● EXERCISE PROMPT
Tally the lines of the listing that contain the word "Ростовской", then give the total and nothing else.

## BEGIN THE RECORDS

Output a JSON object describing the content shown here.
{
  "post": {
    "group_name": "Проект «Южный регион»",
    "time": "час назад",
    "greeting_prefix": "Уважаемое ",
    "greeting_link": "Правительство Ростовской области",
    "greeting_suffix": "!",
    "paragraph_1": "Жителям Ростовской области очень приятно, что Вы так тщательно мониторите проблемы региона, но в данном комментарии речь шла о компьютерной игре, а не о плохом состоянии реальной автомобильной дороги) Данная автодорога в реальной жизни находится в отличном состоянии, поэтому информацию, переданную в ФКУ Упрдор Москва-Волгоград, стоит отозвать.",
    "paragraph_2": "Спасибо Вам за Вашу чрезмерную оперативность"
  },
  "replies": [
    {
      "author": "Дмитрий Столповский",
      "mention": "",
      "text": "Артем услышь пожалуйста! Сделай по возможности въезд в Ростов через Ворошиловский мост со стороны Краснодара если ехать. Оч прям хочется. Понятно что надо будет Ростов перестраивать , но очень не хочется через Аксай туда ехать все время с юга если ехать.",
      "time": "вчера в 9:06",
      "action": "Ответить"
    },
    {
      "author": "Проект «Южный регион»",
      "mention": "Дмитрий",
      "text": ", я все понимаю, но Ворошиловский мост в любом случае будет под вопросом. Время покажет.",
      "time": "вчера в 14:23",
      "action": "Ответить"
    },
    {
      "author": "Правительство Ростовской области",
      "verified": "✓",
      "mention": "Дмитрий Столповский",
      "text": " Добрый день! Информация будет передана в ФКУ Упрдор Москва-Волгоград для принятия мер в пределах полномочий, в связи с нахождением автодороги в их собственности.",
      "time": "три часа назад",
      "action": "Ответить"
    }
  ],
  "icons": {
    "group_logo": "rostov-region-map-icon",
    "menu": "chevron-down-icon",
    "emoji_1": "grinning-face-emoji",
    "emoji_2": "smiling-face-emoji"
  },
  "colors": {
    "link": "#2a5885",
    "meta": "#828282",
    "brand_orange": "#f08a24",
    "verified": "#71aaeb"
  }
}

## END THE RECORDS

● CORRECT RESPONSE
3